Only the lines from the line containing "Enumerate this screenshot's" through the final line of the entries should be printed, exactly as given, with the pictures left out.

• DATA FOR THIS EXERCISE:
· · · ·

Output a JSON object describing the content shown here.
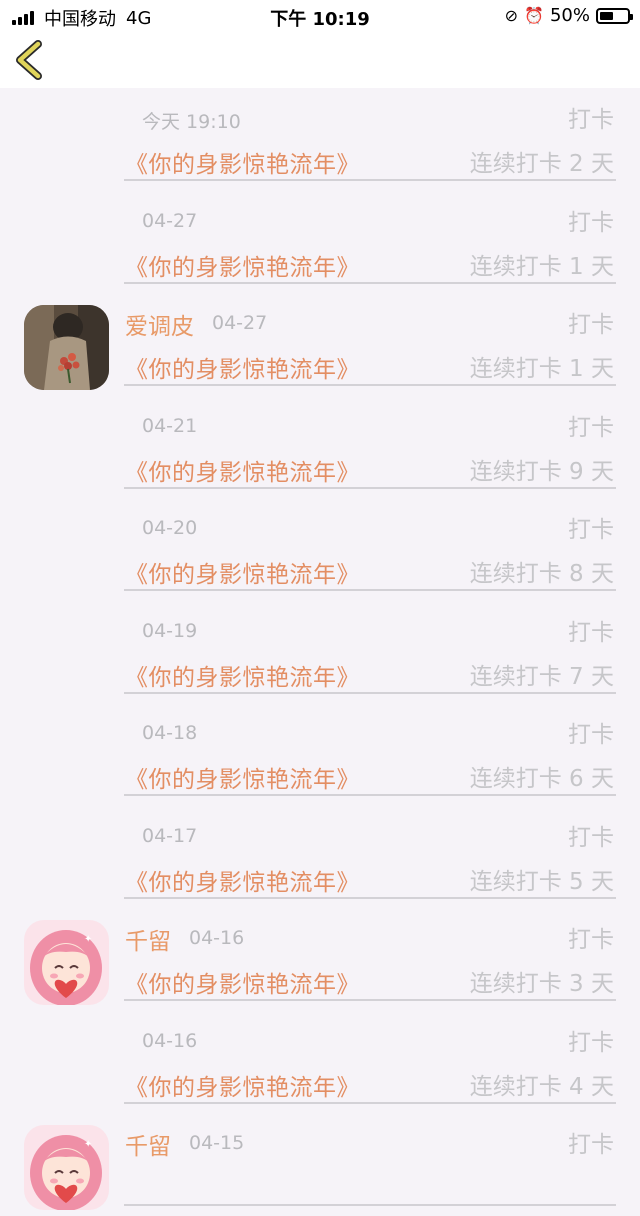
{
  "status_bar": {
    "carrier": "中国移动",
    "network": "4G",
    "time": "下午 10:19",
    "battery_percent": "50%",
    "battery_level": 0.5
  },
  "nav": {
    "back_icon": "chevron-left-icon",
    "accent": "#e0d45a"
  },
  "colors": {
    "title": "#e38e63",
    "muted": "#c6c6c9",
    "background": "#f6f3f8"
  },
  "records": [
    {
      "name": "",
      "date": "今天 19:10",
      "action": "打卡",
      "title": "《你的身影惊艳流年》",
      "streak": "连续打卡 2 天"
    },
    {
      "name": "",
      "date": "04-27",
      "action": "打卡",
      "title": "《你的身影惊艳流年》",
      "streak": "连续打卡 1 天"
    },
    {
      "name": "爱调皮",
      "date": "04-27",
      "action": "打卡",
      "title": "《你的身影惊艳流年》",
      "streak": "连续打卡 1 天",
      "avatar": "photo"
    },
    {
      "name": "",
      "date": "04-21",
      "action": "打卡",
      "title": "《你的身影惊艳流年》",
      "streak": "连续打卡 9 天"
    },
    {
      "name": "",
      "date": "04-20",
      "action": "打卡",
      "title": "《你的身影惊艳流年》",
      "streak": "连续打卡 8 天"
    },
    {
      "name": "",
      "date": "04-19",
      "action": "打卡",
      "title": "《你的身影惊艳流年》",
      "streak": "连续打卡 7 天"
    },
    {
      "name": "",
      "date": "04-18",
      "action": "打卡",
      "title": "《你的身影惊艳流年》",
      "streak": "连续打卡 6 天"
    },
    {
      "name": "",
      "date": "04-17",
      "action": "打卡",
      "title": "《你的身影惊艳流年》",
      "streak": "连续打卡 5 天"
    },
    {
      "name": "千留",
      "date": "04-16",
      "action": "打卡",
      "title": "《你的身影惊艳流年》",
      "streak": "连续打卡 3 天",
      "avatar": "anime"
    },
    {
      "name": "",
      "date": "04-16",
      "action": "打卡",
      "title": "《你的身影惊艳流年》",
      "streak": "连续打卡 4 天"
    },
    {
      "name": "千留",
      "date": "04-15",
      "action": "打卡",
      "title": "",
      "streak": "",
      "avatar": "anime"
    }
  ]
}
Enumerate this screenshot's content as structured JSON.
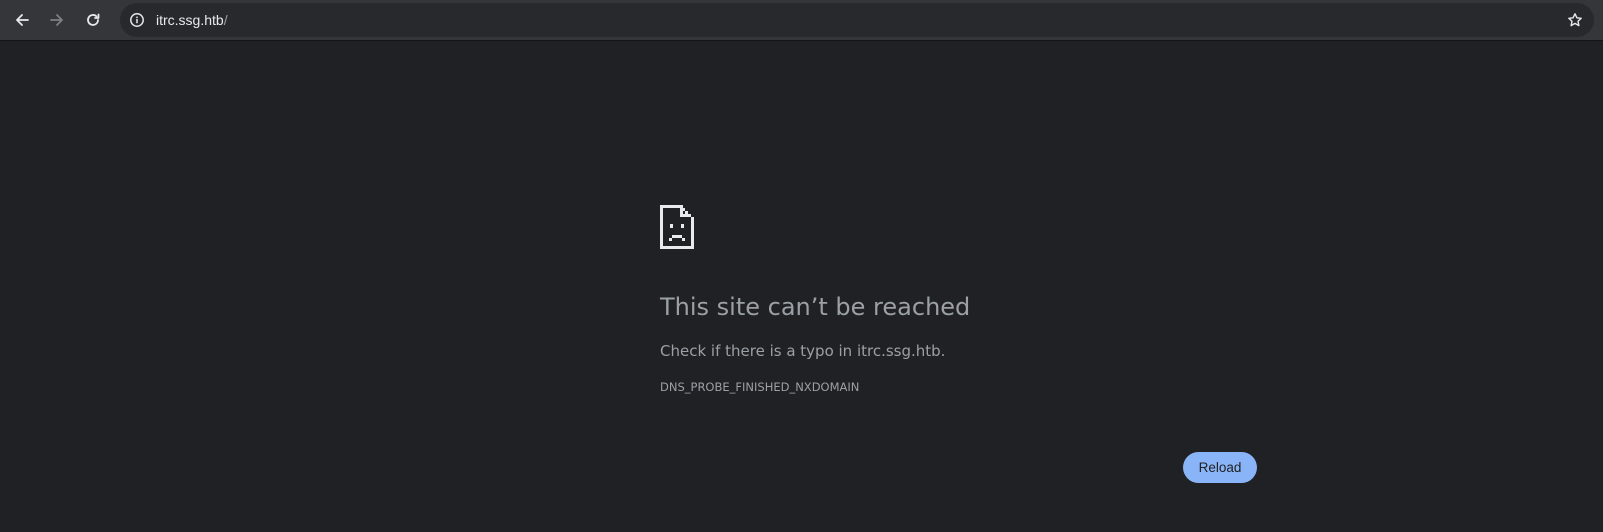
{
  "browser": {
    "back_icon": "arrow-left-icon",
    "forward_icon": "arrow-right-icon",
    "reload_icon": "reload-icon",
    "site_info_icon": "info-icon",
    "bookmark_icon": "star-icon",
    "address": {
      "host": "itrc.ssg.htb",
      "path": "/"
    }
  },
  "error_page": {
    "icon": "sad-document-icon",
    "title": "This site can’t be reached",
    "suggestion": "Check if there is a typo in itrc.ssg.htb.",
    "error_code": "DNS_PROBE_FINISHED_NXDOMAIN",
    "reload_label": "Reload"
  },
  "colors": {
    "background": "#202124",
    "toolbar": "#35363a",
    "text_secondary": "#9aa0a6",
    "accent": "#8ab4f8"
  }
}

· · · ·

• COMPLETE RESPONSE:
Enumerate this screenshot's content as structured JSON.
{
  "browser": {
    "back_icon": "arrow-left-icon",
    "forward_icon": "arrow-right-icon",
    "reload_icon": "reload-icon",
    "site_info_icon": "info-icon",
    "bookmark_icon": "star-icon",
    "address": {
      "host": "itrc.ssg.htb",
      "path": "/"
    }
  },
  "error_page": {
    "icon": "sad-document-icon",
    "title": "This site can’t be reached",
    "suggestion": "Check if there is a typo in itrc.ssg.htb.",
    "error_code": "DNS_PROBE_FINISHED_NXDOMAIN",
    "reload_label": "Reload"
  },
  "colors": {
    "background": "#202124",
    "toolbar": "#35363a",
    "text_secondary": "#9aa0a6",
    "accent": "#8ab4f8"
  }
}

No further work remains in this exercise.